_STATED EXERCISE:_ Quote word for word the lines starting at the line with "What text is on this page?" and ending at the final line of the entries. Leave out any pictures.

Recorded data:
## BEGIN

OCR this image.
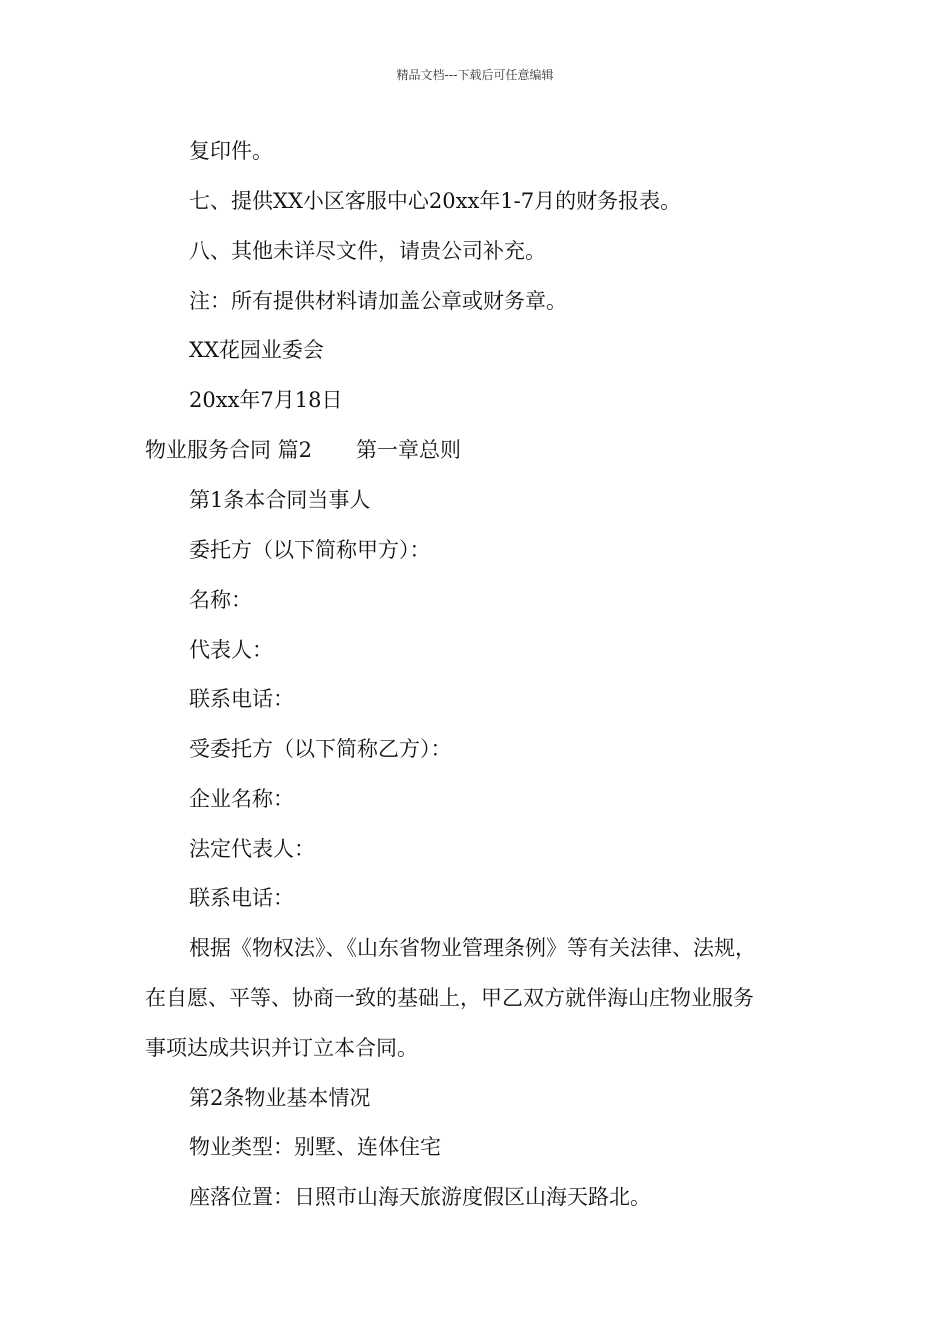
精品文档---下载后可任意编辑
复印件。
七、提供XX小区客服中心20xx年1-7月的财务报表。
八、其他未详尽文件，请贵公司补充。
注：所有提供材料请加盖公章或财务章。
XX花园业委会
20xx年7月18日
物业服务合同 篇2 第一章总则
第1条本合同当事人
委托方（以下简称甲方）：
名称：
代表人：
联系电话：
受委托方（以下简称乙方）：
企业名称：
法定代表人：
联系电话：
根据《物权法》、《山东省物业管理条例》等有关法律、法规，
在自愿、平等、协商一致的基础上，甲乙双方就伴海山庄物业服务
事项达成共识并订立本合同。
第2条物业基本情况
物业类型：别墅、连体住宅
座落位置：日照市山海天旅游度假区山海天路北。
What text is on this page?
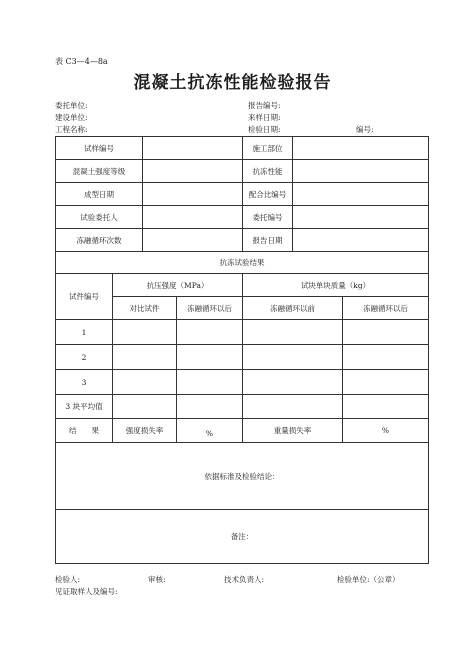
表 C3—4—8a
混凝土抗冻性能检验报告
委托单位:
建设单位:
工程名称:
报告编号:
来样日期:
检验日期:	编号:
试样编号				施工部位		
混凝土强度等级				抗冻性能		
成型日期				配合比编号		
试验委托人				委托编号		
冻融循环次数				报告日期		
抗冻试验结果						
试件编号	抗压强度（MPa）			试块单块质量（kg）		
	对比试件		冻融循环以后	冻融循环以前		冻融循环以后
1						
2						
3						
3 块平均值						
结　　果	强度损失率		%	重量损失率		%
依据标准及检验结论：						
备注：						
检验人:	审核:	技术负责人:	检验单位:（公章）
见证取样人及编号:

## END

_EXERCISE ANSWER:_
What text is on this page?
表 C3—4—8a
混凝土抗冻性能检验报告
委托单位:
建设单位:
工程名称:
报告编号:
来样日期:
检验日期:	编号:
试样编号				施工部位		
混凝土强度等级				抗冻性能		
成型日期				配合比编号		
试验委托人				委托编号		
冻融循环次数				报告日期		
抗冻试验结果						
试件编号	抗压强度（MPa）			试块单块质量（kg）		
	对比试件		冻融循环以后	冻融循环以前		冻融循环以后
1						
2						
3						
3 块平均值						
结　　果	强度损失率		%	重量损失率		%
依据标准及检验结论：						
备注：						
检验人:	审核:	技术负责人:	检验单位:（公章）
见证取样人及编号:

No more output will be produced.